TO BE DONE: Each entry below should be returned exactly as is, with the pictures removed.

Saved entries:
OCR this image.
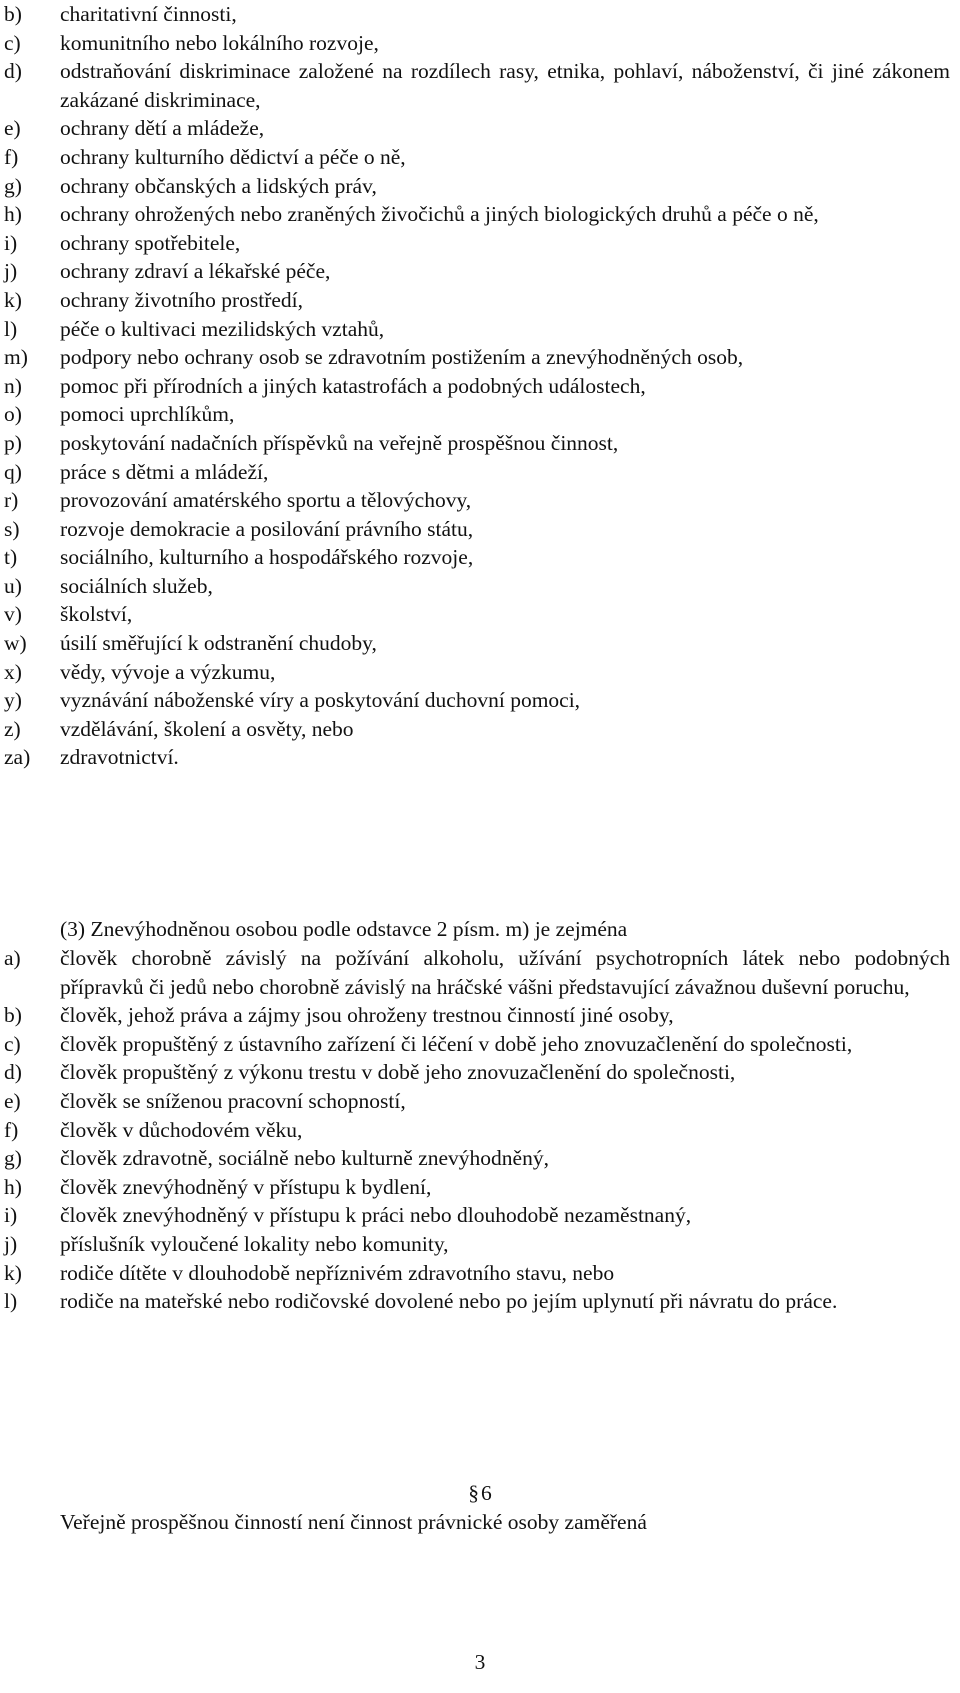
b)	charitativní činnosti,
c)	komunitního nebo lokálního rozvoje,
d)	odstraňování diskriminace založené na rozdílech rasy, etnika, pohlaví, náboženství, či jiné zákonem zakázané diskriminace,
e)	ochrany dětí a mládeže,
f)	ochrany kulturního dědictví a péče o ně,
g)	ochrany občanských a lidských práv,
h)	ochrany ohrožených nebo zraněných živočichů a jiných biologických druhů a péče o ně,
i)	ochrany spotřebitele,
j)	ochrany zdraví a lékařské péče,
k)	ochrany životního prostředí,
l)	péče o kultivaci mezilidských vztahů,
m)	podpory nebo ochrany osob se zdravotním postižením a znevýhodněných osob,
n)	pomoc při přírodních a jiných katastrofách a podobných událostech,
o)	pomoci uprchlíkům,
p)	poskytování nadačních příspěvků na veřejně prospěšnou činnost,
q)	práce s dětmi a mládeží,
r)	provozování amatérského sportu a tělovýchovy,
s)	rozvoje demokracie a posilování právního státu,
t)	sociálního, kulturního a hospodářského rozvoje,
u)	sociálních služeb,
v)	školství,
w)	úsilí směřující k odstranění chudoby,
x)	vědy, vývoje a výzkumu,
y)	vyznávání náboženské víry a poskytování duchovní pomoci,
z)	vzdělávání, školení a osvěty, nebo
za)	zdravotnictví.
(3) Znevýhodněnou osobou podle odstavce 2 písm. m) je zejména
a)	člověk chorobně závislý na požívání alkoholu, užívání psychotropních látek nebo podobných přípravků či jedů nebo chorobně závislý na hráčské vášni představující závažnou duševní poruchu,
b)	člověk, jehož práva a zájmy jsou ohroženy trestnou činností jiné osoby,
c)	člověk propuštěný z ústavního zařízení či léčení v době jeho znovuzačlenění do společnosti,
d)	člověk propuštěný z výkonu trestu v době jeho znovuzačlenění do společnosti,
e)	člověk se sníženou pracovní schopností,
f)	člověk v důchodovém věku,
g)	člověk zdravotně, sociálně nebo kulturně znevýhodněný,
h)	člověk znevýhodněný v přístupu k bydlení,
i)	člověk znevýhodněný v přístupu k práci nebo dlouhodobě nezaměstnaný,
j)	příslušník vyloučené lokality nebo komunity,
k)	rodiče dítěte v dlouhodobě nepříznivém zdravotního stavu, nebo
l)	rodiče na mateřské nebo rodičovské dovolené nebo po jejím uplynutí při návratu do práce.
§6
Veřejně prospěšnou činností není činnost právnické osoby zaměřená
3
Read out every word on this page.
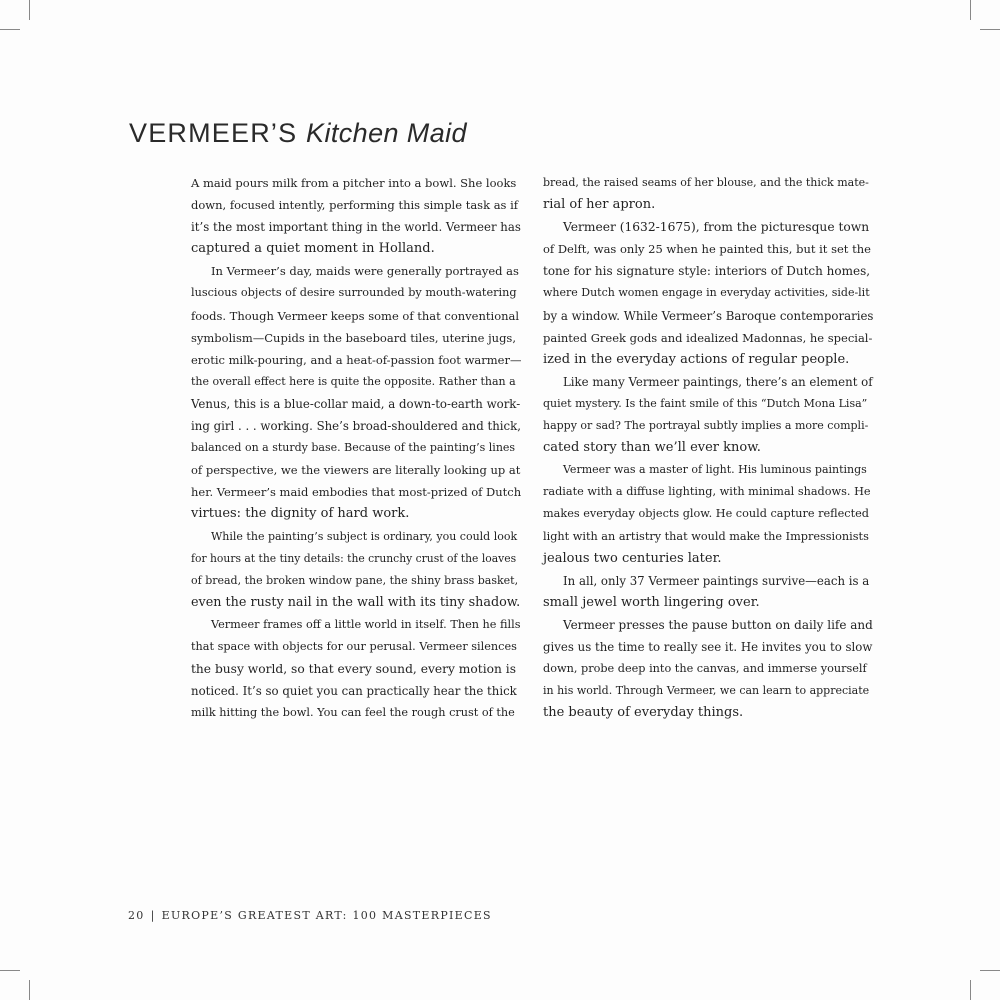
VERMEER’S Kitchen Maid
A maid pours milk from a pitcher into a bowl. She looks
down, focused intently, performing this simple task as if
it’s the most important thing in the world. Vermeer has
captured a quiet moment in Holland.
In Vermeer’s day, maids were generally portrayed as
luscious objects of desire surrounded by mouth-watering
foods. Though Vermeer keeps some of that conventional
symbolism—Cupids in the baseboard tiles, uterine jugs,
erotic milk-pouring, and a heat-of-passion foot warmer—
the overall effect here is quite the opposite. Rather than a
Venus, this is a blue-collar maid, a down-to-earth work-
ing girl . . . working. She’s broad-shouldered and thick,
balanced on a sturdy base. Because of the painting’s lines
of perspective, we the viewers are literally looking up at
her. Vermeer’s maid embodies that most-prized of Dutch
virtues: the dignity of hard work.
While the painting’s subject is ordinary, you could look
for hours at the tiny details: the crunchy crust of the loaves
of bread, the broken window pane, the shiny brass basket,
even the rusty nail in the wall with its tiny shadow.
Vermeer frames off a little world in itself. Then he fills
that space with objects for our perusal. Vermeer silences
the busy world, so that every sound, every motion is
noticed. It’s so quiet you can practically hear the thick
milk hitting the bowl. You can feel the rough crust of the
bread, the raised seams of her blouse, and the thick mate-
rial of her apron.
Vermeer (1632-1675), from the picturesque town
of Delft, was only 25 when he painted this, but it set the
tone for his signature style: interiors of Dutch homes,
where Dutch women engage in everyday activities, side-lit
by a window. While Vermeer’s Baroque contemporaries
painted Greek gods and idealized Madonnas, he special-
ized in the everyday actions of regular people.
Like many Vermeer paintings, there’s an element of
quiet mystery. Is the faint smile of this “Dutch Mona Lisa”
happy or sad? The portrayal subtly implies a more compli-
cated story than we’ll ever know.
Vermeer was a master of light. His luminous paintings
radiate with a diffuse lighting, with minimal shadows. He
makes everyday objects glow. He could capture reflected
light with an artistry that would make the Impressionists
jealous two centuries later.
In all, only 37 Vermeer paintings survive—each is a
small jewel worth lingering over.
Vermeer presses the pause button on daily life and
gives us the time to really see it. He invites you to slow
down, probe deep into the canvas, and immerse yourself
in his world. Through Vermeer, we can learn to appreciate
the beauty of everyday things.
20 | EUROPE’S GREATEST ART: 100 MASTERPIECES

RESPONSE TO THE TASK:
OCR this image.
b)	charitativní činnosti,
c)	komunitního nebo lokálního rozvoje,
d)	odstraňování diskriminace založené na rozdílech rasy, etnika, pohlaví, náboženství, či jiné zákonem zakázané diskriminace,
e)	ochrany dětí a mládeže,
f)	ochrany kulturního dědictví a péče o ně,
g)	ochrany občanských a lidských práv,
h)	ochrany ohrožených nebo zraněných živočichů a jiných biologických druhů a péče o ně,
i)	ochrany spotřebitele,
j)	ochrany zdraví a lékařské péče,
k)	ochrany životního prostředí,
l)	péče o kultivaci mezilidských vztahů,
m)	podpory nebo ochrany osob se zdravotním postižením a znevýhodněných osob,
n)	pomoc při přírodních a jiných katastrofách a podobných událostech,
o)	pomoci uprchlíkům,
p)	poskytování nadačních příspěvků na veřejně prospěšnou činnost,
q)	práce s dětmi a mládeží,
r)	provozování amatérského sportu a tělovýchovy,
s)	rozvoje demokracie a posilování právního státu,
t)	sociálního, kulturního a hospodářského rozvoje,
u)	sociálních služeb,
v)	školství,
w)	úsilí směřující k odstranění chudoby,
x)	vědy, vývoje a výzkumu,
y)	vyznávání náboženské víry a poskytování duchovní pomoci,
z)	vzdělávání, školení a osvěty, nebo
za)	zdravotnictví.
(3) Znevýhodněnou osobou podle odstavce 2 písm. m) je zejména
a)	člověk chorobně závislý na požívání alkoholu, užívání psychotropních látek nebo podobných přípravků či jedů nebo chorobně závislý na hráčské vášni představující závažnou duševní poruchu,
b)	člověk, jehož práva a zájmy jsou ohroženy trestnou činností jiné osoby,
c)	člověk propuštěný z ústavního zařízení či léčení v době jeho znovuzačlenění do společnosti,
d)	člověk propuštěný z výkonu trestu v době jeho znovuzačlenění do společnosti,
e)	člověk se sníženou pracovní schopností,
f)	člověk v důchodovém věku,
g)	člověk zdravotně, sociálně nebo kulturně znevýhodněný,
h)	člověk znevýhodněný v přístupu k bydlení,
i)	člověk znevýhodněný v přístupu k práci nebo dlouhodobě nezaměstnaný,
j)	příslušník vyloučené lokality nebo komunity,
k)	rodiče dítěte v dlouhodobě nepříznivém zdravotního stavu, nebo
l)	rodiče na mateřské nebo rodičovské dovolené nebo po jejím uplynutí při návratu do práce.
§6
Veřejně prospěšnou činností není činnost právnické osoby zaměřená
3
Read out every word on this page.
VERMEER’S Kitchen Maid
A maid pours milk from a pitcher into a bowl. She looks
down, focused intently, performing this simple task as if
it’s the most important thing in the world. Vermeer has
captured a quiet moment in Holland.
In Vermeer’s day, maids were generally portrayed as
luscious objects of desire surrounded by mouth-watering
foods. Though Vermeer keeps some of that conventional
symbolism—Cupids in the baseboard tiles, uterine jugs,
erotic milk-pouring, and a heat-of-passion foot warmer—
the overall effect here is quite the opposite. Rather than a
Venus, this is a blue-collar maid, a down-to-earth work-
ing girl . . . working. She’s broad-shouldered and thick,
balanced on a sturdy base. Because of the painting’s lines
of perspective, we the viewers are literally looking up at
her. Vermeer’s maid embodies that most-prized of Dutch
virtues: the dignity of hard work.
While the painting’s subject is ordinary, you could look
for hours at the tiny details: the crunchy crust of the loaves
of bread, the broken window pane, the shiny brass basket,
even the rusty nail in the wall with its tiny shadow.
Vermeer frames off a little world in itself. Then he fills
that space with objects for our perusal. Vermeer silences
the busy world, so that every sound, every motion is
noticed. It’s so quiet you can practically hear the thick
milk hitting the bowl. You can feel the rough crust of the
bread, the raised seams of her blouse, and the thick mate-
rial of her apron.
Vermeer (1632-1675), from the picturesque town
of Delft, was only 25 when he painted this, but it set the
tone for his signature style: interiors of Dutch homes,
where Dutch women engage in everyday activities, side-lit
by a window. While Vermeer’s Baroque contemporaries
painted Greek gods and idealized Madonnas, he special-
ized in the everyday actions of regular people.
Like many Vermeer paintings, there’s an element of
quiet mystery. Is the faint smile of this “Dutch Mona Lisa”
happy or sad? The portrayal subtly implies a more compli-
cated story than we’ll ever know.
Vermeer was a master of light. His luminous paintings
radiate with a diffuse lighting, with minimal shadows. He
makes everyday objects glow. He could capture reflected
light with an artistry that would make the Impressionists
jealous two centuries later.
In all, only 37 Vermeer paintings survive—each is a
small jewel worth lingering over.
Vermeer presses the pause button on daily life and
gives us the time to really see it. He invites you to slow
down, probe deep into the canvas, and immerse yourself
in his world. Through Vermeer, we can learn to appreciate
the beauty of everyday things.
20 | EUROPE’S GREATEST ART: 100 MASTERPIECES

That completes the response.